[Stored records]
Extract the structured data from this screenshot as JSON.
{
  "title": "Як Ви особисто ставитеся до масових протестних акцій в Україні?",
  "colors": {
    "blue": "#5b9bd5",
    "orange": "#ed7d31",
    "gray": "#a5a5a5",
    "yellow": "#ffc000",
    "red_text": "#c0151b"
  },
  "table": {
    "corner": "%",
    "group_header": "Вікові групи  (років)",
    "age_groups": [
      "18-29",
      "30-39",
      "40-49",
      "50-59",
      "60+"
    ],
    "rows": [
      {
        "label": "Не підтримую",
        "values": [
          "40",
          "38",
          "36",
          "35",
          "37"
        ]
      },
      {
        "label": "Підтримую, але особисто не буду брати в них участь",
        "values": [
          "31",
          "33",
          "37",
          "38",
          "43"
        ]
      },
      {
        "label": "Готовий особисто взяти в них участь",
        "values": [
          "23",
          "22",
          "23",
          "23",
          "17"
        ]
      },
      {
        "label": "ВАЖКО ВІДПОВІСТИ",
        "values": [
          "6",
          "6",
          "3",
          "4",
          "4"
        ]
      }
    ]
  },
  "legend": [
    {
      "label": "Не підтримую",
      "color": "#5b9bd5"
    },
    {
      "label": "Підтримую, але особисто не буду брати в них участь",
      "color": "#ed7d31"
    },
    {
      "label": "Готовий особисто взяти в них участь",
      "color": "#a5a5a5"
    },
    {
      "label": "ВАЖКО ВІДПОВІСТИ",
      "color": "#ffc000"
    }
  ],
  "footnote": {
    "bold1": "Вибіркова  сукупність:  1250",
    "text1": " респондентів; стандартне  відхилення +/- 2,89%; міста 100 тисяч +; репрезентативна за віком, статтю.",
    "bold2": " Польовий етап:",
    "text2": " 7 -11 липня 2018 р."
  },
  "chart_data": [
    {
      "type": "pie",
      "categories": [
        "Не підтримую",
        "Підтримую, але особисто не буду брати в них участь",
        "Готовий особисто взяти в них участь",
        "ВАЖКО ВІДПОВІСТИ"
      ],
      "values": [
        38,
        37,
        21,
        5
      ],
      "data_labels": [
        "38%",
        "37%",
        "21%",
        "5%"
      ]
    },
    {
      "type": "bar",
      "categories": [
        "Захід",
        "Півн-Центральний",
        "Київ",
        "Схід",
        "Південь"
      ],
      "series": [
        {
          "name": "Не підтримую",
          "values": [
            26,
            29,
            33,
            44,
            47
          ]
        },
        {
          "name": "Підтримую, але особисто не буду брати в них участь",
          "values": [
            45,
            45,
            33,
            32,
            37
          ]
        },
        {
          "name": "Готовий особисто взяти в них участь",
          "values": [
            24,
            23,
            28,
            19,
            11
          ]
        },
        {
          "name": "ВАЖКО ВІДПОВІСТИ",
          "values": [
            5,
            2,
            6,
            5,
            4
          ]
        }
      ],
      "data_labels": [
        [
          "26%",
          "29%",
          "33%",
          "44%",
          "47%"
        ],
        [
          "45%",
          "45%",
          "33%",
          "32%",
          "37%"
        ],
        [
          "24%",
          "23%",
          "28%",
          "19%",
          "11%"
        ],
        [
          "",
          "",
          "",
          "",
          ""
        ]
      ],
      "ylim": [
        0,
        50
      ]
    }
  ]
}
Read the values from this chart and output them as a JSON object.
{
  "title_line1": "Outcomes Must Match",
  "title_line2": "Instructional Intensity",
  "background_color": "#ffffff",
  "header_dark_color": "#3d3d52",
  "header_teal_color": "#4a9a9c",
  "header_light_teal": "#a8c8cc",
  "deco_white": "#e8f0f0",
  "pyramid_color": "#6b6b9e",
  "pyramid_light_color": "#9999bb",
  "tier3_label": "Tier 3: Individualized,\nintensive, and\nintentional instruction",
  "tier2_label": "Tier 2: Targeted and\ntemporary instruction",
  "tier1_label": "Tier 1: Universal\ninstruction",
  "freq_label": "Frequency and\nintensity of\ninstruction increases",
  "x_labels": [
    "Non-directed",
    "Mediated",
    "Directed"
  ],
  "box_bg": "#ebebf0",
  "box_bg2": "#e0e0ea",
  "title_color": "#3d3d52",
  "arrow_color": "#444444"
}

▸ TASK: Look through the listing above. Pick out each line with "взяти" and copy it.

▸ ANSWER:
        "label": "Готовий особисто взяти в них участь",
      "label": "Готовий особисто взяти в них участь",
        "Готовий особисто взяти в них участь",
          "name": "Готовий особисто взяти в них участь",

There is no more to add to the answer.